━━━━━ Material for the task ━━━━━
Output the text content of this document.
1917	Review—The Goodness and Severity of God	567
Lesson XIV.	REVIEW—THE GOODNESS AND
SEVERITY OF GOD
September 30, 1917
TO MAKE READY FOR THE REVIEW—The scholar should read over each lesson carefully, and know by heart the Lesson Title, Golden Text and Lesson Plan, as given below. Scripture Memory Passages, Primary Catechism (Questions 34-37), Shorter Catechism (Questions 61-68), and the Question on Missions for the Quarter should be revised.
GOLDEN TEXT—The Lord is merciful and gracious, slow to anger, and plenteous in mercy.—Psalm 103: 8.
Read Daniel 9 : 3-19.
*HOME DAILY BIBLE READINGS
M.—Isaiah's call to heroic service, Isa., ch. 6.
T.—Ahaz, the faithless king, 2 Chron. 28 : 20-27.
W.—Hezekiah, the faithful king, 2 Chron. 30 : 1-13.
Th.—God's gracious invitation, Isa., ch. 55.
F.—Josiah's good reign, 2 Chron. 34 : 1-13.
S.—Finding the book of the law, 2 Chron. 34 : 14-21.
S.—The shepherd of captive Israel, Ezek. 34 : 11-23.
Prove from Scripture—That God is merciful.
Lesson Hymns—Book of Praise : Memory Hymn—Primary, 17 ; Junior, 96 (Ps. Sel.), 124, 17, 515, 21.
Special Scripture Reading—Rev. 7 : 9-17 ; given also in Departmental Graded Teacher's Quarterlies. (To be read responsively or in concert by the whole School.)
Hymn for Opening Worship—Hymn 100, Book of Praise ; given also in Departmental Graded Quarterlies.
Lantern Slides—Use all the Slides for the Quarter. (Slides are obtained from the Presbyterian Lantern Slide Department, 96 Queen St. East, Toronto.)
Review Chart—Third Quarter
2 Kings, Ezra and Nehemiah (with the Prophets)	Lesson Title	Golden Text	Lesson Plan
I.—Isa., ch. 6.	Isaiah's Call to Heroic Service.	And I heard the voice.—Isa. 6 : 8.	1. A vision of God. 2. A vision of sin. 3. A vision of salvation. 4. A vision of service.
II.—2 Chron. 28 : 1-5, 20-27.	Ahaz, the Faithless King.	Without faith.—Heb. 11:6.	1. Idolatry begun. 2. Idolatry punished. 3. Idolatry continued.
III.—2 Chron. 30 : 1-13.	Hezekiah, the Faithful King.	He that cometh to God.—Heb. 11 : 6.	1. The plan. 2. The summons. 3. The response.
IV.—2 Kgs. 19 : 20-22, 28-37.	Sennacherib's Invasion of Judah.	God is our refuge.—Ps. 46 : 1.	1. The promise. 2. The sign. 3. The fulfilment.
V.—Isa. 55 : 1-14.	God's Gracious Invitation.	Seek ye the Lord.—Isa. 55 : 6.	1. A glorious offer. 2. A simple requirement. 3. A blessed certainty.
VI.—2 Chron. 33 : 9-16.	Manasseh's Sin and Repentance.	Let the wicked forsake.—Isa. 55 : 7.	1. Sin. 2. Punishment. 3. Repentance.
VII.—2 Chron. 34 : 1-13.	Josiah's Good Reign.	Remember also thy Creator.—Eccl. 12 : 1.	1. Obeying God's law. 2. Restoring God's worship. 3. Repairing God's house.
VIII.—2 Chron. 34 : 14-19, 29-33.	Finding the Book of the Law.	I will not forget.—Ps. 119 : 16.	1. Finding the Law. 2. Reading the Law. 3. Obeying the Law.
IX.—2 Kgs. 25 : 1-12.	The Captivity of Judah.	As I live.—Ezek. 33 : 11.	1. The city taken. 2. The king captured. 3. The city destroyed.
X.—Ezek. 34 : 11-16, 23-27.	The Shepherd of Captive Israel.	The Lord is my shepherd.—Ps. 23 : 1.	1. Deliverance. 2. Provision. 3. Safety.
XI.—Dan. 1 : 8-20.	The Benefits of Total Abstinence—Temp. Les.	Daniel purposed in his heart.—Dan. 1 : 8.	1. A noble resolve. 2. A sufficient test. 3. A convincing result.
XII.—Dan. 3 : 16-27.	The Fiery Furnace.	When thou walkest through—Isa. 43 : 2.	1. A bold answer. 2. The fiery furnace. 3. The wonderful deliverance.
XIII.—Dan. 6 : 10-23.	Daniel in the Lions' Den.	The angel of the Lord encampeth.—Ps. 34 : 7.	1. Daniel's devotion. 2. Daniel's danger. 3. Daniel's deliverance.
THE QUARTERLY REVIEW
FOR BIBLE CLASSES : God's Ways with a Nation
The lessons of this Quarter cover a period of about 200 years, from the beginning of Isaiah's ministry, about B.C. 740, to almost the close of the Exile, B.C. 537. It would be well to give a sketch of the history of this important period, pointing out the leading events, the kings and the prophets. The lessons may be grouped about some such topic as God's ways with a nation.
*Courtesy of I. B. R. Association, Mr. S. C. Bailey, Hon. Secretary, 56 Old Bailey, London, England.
━━━━━
> What to do
Extract every line containing the string "this" from the data above.

> Exercise output
Output the text content of this document.
The lessons of this Quarter cover a period of about 200 years, from the beginning of Isaiah's ministry, about B.C. 740, to almost the close of the Exile, B.C. 537. It would be well to give a sketch of the history of this important period, pointing out the leading events, the kings and the prophets. The lessons may be grouped about some such topic as God's ways with a nation.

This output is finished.